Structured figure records
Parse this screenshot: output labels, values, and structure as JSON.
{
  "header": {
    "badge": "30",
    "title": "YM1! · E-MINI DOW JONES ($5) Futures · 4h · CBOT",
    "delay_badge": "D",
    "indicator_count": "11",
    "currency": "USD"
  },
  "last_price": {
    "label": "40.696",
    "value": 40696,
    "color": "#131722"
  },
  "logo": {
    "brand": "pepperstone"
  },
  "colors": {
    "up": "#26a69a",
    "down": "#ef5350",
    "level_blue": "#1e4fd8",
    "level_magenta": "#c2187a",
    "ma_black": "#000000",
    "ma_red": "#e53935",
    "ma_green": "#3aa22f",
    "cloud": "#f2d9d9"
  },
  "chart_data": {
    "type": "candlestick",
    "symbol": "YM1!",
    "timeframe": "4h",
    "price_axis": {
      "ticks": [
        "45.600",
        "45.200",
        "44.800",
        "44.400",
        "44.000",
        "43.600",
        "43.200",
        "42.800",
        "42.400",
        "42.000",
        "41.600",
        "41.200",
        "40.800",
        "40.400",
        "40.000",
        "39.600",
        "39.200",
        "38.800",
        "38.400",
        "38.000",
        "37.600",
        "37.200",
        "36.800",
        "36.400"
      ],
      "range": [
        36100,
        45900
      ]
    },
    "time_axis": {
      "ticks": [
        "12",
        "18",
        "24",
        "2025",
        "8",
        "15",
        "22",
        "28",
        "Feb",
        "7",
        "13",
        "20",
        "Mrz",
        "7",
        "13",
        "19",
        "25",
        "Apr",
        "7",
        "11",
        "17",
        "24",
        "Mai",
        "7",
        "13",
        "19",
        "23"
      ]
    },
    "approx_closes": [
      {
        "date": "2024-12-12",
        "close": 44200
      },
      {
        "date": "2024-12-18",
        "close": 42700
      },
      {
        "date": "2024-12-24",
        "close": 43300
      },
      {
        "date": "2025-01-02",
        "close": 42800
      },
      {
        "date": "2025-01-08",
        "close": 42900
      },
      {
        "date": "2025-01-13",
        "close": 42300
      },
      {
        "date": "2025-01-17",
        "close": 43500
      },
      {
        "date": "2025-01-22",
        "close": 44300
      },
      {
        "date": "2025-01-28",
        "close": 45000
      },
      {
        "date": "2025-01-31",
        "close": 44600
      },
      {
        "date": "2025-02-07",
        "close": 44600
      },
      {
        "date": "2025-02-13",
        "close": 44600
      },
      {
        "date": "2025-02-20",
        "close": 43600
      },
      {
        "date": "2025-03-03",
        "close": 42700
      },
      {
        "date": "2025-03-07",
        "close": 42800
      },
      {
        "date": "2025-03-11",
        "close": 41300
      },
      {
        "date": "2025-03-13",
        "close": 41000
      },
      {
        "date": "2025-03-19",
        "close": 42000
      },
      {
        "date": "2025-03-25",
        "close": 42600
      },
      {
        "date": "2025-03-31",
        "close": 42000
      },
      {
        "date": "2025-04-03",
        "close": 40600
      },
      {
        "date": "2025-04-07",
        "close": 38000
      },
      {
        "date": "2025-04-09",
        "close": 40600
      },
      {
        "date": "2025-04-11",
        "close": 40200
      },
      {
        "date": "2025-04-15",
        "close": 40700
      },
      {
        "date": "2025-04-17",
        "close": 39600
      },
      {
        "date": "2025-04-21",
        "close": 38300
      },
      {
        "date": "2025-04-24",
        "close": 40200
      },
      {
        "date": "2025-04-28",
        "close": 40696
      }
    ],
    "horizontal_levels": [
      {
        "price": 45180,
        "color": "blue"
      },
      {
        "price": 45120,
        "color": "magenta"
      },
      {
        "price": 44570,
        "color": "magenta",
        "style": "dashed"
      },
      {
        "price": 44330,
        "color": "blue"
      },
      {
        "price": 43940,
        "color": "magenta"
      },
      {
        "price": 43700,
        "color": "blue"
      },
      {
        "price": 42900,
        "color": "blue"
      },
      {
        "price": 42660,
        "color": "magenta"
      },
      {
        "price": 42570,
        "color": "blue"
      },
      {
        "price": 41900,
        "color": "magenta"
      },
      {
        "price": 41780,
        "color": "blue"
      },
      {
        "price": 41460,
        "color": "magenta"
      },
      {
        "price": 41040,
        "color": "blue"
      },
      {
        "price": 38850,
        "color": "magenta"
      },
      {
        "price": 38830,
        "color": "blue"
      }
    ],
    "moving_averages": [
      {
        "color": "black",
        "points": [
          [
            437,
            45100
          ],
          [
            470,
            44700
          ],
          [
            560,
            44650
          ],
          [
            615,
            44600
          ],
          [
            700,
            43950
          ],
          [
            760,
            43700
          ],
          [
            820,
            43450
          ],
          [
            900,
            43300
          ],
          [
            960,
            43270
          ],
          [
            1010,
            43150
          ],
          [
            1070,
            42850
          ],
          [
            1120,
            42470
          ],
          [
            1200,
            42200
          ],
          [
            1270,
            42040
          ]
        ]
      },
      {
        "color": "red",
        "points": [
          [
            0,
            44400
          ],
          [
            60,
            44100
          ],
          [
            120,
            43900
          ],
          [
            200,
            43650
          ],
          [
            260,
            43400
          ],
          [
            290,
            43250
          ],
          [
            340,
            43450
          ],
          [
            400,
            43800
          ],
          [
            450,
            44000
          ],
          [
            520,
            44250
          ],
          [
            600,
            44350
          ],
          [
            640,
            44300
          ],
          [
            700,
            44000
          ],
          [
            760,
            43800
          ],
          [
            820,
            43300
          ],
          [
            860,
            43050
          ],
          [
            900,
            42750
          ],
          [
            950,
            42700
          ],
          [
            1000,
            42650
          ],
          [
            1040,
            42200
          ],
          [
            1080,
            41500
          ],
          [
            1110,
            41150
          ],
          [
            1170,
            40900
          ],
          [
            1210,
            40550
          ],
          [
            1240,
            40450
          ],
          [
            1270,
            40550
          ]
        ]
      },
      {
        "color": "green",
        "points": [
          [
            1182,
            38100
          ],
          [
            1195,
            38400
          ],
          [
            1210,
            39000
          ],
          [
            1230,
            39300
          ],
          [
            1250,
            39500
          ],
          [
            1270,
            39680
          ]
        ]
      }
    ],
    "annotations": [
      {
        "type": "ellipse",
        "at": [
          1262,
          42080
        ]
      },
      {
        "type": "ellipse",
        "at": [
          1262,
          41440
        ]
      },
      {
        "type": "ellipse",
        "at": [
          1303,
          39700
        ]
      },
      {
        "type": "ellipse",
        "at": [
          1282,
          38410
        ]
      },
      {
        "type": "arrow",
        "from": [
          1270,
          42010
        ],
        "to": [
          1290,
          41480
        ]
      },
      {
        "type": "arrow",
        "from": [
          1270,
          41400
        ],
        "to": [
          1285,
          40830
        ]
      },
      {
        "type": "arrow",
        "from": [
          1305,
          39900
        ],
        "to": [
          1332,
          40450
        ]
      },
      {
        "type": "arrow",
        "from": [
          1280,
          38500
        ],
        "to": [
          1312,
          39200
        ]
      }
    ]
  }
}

## CHALLENGE
Reproduce every line above without error.

## SOLVED EXERCISE
Parse this screenshot: output labels, values, and structure as JSON.
{
  "header": {
    "badge": "30",
    "title": "YM1! · E-MINI DOW JONES ($5) Futures · 4h · CBOT",
    "delay_badge": "D",
    "indicator_count": "11",
    "currency": "USD"
  },
  "last_price": {
    "label": "40.696",
    "value": 40696,
    "color": "#131722"
  },
  "logo": {
    "brand": "pepperstone"
  },
  "colors": {
    "up": "#26a69a",
    "down": "#ef5350",
    "level_blue": "#1e4fd8",
    "level_magenta": "#c2187a",
    "ma_black": "#000000",
    "ma_red": "#e53935",
    "ma_green": "#3aa22f",
    "cloud": "#f2d9d9"
  },
  "chart_data": {
    "type": "candlestick",
    "symbol": "YM1!",
    "timeframe": "4h",
    "price_axis": {
      "ticks": [
        "45.600",
        "45.200",
        "44.800",
        "44.400",
        "44.000",
        "43.600",
        "43.200",
        "42.800",
        "42.400",
        "42.000",
        "41.600",
        "41.200",
        "40.800",
        "40.400",
        "40.000",
        "39.600",
        "39.200",
        "38.800",
        "38.400",
        "38.000",
        "37.600",
        "37.200",
        "36.800",
        "36.400"
      ],
      "range": [
        36100,
        45900
      ]
    },
    "time_axis": {
      "ticks": [
        "12",
        "18",
        "24",
        "2025",
        "8",
        "15",
        "22",
        "28",
        "Feb",
        "7",
        "13",
        "20",
        "Mrz",
        "7",
        "13",
        "19",
        "25",
        "Apr",
        "7",
        "11",
        "17",
        "24",
        "Mai",
        "7",
        "13",
        "19",
        "23"
      ]
    },
    "approx_closes": [
      {
        "date": "2024-12-12",
        "close": 44200
      },
      {
        "date": "2024-12-18",
        "close": 42700
      },
      {
        "date": "2024-12-24",
        "close": 43300
      },
      {
        "date": "2025-01-02",
        "close": 42800
      },
      {
        "date": "2025-01-08",
        "close": 42900
      },
      {
        "date": "2025-01-13",
        "close": 42300
      },
      {
        "date": "2025-01-17",
        "close": 43500
      },
      {
        "date": "2025-01-22",
        "close": 44300
      },
      {
        "date": "2025-01-28",
        "close": 45000
      },
      {
        "date": "2025-01-31",
        "close": 44600
      },
      {
        "date": "2025-02-07",
        "close": 44600
      },
      {
        "date": "2025-02-13",
        "close": 44600
      },
      {
        "date": "2025-02-20",
        "close": 43600
      },
      {
        "date": "2025-03-03",
        "close": 42700
      },
      {
        "date": "2025-03-07",
        "close": 42800
      },
      {
        "date": "2025-03-11",
        "close": 41300
      },
      {
        "date": "2025-03-13",
        "close": 41000
      },
      {
        "date": "2025-03-19",
        "close": 42000
      },
      {
        "date": "2025-03-25",
        "close": 42600
      },
      {
        "date": "2025-03-31",
        "close": 42000
      },
      {
        "date": "2025-04-03",
        "close": 40600
      },
      {
        "date": "2025-04-07",
        "close": 38000
      },
      {
        "date": "2025-04-09",
        "close": 40600
      },
      {
        "date": "2025-04-11",
        "close": 40200
      },
      {
        "date": "2025-04-15",
        "close": 40700
      },
      {
        "date": "2025-04-17",
        "close": 39600
      },
      {
        "date": "2025-04-21",
        "close": 38300
      },
      {
        "date": "2025-04-24",
        "close": 40200
      },
      {
        "date": "2025-04-28",
        "close": 40696
      }
    ],
    "horizontal_levels": [
      {
        "price": 45180,
        "color": "blue"
      },
      {
        "price": 45120,
        "color": "magenta"
      },
      {
        "price": 44570,
        "color": "magenta",
        "style": "dashed"
      },
      {
        "price": 44330,
        "color": "blue"
      },
      {
        "price": 43940,
        "color": "magenta"
      },
      {
        "price": 43700,
        "color": "blue"
      },
      {
        "price": 42900,
        "color": "blue"
      },
      {
        "price": 42660,
        "color": "magenta"
      },
      {
        "price": 42570,
        "color": "blue"
      },
      {
        "price": 41900,
        "color": "magenta"
      },
      {
        "price": 41780,
        "color": "blue"
      },
      {
        "price": 41460,
        "color": "magenta"
      },
      {
        "price": 41040,
        "color": "blue"
      },
      {
        "price": 38850,
        "color": "magenta"
      },
      {
        "price": 38830,
        "color": "blue"
      }
    ],
    "moving_averages": [
      {
        "color": "black",
        "points": [
          [
            437,
            45100
          ],
          [
            470,
            44700
          ],
          [
            560,
            44650
          ],
          [
            615,
            44600
          ],
          [
            700,
            43950
          ],
          [
            760,
            43700
          ],
          [
            820,
            43450
          ],
          [
            900,
            43300
          ],
          [
            960,
            43270
          ],
          [
            1010,
            43150
          ],
          [
            1070,
            42850
          ],
          [
            1120,
            42470
          ],
          [
            1200,
            42200
          ],
          [
            1270,
            42040
          ]
        ]
      },
      {
        "color": "red",
        "points": [
          [
            0,
            44400
          ],
          [
            60,
            44100
          ],
          [
            120,
            43900
          ],
          [
            200,
            43650
          ],
          [
            260,
            43400
          ],
          [
            290,
            43250
          ],
          [
            340,
            43450
          ],
          [
            400,
            43800
          ],
          [
            450,
            44000
          ],
          [
            520,
            44250
          ],
          [
            600,
            44350
          ],
          [
            640,
            44300
          ],
          [
            700,
            44000
          ],
          [
            760,
            43800
          ],
          [
            820,
            43300
          ],
          [
            860,
            43050
          ],
          [
            900,
            42750
          ],
          [
            950,
            42700
          ],
          [
            1000,
            42650
          ],
          [
            1040,
            42200
          ],
          [
            1080,
            41500
          ],
          [
            1110,
            41150
          ],
          [
            1170,
            40900
          ],
          [
            1210,
            40550
          ],
          [
            1240,
            40450
          ],
          [
            1270,
            40550
          ]
        ]
      },
      {
        "color": "green",
        "points": [
          [
            1182,
            38100
          ],
          [
            1195,
            38400
          ],
          [
            1210,
            39000
          ],
          [
            1230,
            39300
          ],
          [
            1250,
            39500
          ],
          [
            1270,
            39680
          ]
        ]
      }
    ],
    "annotations": [
      {
        "type": "ellipse",
        "at": [
          1262,
          42080
        ]
      },
      {
        "type": "ellipse",
        "at": [
          1262,
          41440
        ]
      },
      {
        "type": "ellipse",
        "at": [
          1303,
          39700
        ]
      },
      {
        "type": "ellipse",
        "at": [
          1282,
          38410
        ]
      },
      {
        "type": "arrow",
        "from": [
          1270,
          42010
        ],
        "to": [
          1290,
          41480
        ]
      },
      {
        "type": "arrow",
        "from": [
          1270,
          41400
        ],
        "to": [
          1285,
          40830
        ]
      },
      {
        "type": "arrow",
        "from": [
          1305,
          39900
        ],
        "to": [
          1332,
          40450
        ]
      },
      {
        "type": "arrow",
        "from": [
          1280,
          38500
        ],
        "to": [
          1312,
          39200
        ]
      }
    ]
  }
}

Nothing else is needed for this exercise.